_EXERCISE TASK 1:_
According to the Evans culture text, what is currently the oldest Middle Archaic mound site, and in which parish is it?
_EXERCISE TASK 2:_
Pick up the Evans culture text after its final sentence and carry it forward in the same voice.

>> Start TEXT SECTION

64 Parishes

Evans Culture

This entry covers the prehistoric Evans culture during the Middle Archaic Period, 6000–2000 BCE.

Evans Culture

Photo by Joe Saunders

Fired earthen blocks, possibly used in cooking, recovered from an Evans culture site.

Until recently, cultures in the Middle Archaic period were viewed as little different from Early Archaic cultures. However, this attitude overlooked the importance of environmental change and the availability of new resources. By 6000 BCE, sea level had risen high enough to slow the flow of the Mississippi and other rivers. Slower currents helped create the meanders, loops, and oxbow lakes so characteristic of southern rivers today, and also allowed for the development of estuaries. People began to focus on riverine and estuarine plants and animals for most of their subsistence needs. While hunting was still important, fishing provided the most nutrients and calories. In some areas, shell fishing also became a mainstay. These resources have played a key role in the diets of Louisianans from the Middle Archaic to the present.

The abundance and predictability of these resources may have played a significant role in supporting another development of the Middle Archaic—the construction of earthen mounds. Currently, the oldest of these mound sites is the Monte Sano site, in East Baton Rouge Parish. Mound A at this site has been dated to earlier than 5000 BCE; artifacts recovered from the mound suggest ties with the Benton culture of the lower Midsouth. The “Evans culture” (3400–2800) is the archaeological term for the people who built the first known mounds in northeast Louisiana. Other Middle Archaic cultures remain poorly defined and are not named. This includes the culture that built the Louisiana State University Campus Mounds, which date to circa 4000 BCE. In all, there are thirteen well-dated Middle Archaic mound sites in Louisiana, but there are undoubtedly more, just waiting for more exploration and better dating.

>> End TEXT SECTION
>> Start STORED ROWS

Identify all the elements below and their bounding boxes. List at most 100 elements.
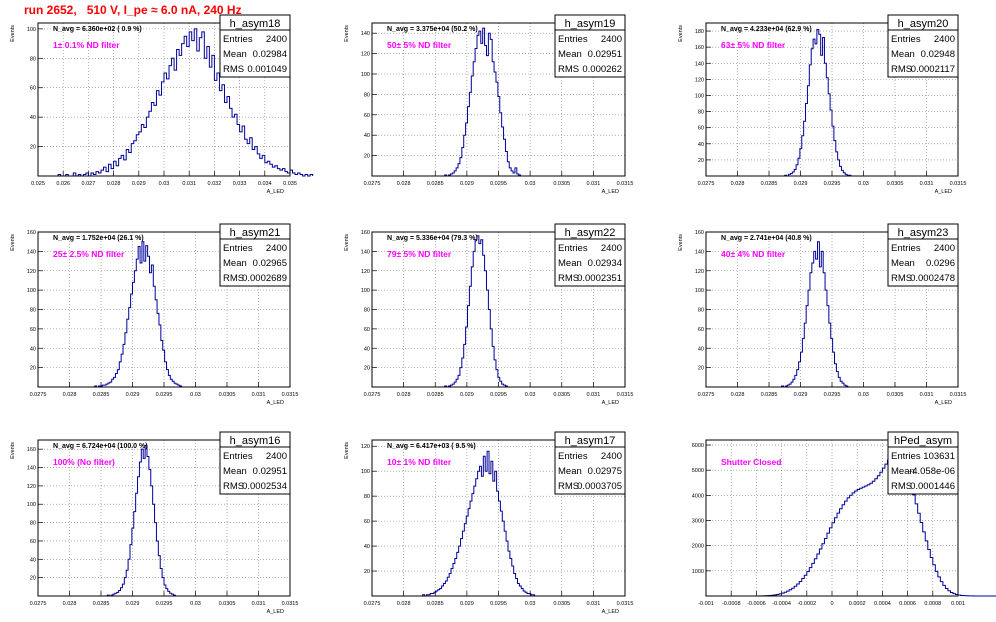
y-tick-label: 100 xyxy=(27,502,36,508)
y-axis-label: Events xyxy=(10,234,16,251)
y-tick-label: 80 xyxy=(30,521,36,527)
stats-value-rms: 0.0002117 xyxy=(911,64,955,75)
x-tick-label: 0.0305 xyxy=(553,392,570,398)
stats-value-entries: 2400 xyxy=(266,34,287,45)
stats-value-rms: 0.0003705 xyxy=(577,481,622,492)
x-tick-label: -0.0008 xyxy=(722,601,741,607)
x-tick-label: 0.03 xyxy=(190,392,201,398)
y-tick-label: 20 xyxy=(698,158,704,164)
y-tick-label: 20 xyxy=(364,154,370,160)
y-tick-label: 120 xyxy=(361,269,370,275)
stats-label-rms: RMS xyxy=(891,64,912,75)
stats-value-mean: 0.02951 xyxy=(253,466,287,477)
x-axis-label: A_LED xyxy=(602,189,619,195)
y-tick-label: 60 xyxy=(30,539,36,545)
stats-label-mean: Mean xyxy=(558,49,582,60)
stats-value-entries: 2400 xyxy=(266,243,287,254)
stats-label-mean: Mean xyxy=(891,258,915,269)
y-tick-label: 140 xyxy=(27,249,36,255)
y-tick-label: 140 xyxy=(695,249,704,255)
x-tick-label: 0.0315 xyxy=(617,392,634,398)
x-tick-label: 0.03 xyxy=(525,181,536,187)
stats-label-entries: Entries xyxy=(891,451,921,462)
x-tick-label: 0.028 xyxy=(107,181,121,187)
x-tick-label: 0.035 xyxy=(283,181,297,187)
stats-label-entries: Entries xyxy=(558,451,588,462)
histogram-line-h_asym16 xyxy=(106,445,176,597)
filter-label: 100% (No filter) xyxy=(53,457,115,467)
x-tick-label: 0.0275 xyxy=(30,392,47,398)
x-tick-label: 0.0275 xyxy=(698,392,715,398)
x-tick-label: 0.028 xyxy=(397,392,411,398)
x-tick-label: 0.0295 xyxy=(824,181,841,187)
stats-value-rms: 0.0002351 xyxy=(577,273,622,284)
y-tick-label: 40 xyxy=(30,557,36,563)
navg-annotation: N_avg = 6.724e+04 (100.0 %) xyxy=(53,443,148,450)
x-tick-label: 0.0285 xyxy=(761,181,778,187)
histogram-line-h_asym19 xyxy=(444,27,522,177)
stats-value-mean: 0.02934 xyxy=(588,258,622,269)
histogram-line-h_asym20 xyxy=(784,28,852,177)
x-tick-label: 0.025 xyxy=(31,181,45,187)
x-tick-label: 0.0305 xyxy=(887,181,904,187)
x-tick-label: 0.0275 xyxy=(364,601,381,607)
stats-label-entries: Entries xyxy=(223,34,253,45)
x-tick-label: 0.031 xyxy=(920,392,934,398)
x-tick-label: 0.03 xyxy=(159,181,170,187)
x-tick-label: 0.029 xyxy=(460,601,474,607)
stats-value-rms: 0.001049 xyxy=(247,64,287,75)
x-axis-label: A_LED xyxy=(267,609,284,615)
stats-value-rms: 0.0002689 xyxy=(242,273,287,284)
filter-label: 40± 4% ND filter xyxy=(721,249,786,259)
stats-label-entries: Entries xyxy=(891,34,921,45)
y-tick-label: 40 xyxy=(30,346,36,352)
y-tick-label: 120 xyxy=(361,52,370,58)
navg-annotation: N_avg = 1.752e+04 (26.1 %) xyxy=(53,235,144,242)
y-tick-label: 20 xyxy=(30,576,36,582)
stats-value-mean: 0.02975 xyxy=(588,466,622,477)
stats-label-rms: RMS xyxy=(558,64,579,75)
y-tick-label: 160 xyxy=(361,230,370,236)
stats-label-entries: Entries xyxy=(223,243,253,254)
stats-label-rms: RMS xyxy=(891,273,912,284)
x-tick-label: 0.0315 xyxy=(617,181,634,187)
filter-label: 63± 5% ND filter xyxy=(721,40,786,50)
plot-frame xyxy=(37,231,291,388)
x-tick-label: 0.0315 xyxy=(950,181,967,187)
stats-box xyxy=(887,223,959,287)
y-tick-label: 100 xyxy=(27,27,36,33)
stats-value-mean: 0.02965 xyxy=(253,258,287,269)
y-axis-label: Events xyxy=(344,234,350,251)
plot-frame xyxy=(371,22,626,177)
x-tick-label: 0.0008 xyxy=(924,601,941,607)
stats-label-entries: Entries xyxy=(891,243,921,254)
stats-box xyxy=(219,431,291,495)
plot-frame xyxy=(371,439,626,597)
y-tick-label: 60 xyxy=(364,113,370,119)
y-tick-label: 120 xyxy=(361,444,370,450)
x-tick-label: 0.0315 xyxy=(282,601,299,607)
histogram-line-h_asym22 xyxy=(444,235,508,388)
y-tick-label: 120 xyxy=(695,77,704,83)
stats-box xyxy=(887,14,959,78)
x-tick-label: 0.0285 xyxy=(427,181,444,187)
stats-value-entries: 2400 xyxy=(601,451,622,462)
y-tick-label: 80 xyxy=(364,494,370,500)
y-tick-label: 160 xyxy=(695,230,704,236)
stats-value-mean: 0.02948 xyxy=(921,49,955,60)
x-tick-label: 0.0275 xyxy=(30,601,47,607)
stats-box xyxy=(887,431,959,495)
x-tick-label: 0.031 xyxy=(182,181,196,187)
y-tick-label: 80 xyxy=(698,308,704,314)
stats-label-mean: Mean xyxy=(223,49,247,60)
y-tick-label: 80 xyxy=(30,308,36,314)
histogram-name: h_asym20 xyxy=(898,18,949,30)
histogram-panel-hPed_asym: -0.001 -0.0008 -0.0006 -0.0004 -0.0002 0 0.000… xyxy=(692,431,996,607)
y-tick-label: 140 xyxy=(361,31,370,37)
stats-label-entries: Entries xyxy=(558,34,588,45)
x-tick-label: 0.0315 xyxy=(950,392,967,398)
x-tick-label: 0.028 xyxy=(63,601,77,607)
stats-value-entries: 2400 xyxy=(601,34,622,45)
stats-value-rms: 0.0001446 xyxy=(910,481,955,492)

>> End STORED ROWS

_EXPECTED OUTPUT 1:_
The Monte Sano site, in East Baton Rouge Parish.

_EXPECTED OUTPUT 2:_
Middle Archaic Cultures: Definitions and Important Sites

Our understanding of Middle Archaic cultures has emerged from a mixture of information from residential camps and mound sites. One of the residential sites is the remarkably well-preserved Conly site, which has provided the first extensive information on Middle Archaic life at a domestic site. Mound sites like Watson Brake provide information on daily and ceremonial life.

The Conly site is in Bienville Parish, along Loggy Bayou, a tributary of the Red River. The site was buried under nearly ten feet of Red River flood deposits, but several excavations were conducted at the site as portions of it became exposed along the riverbank by erosion. The information provided by the Conly site is so important to understanding cultures at this time that the site has been placed on the National Register of Historic Places. To prevent further erosion, the site has been covered with rock.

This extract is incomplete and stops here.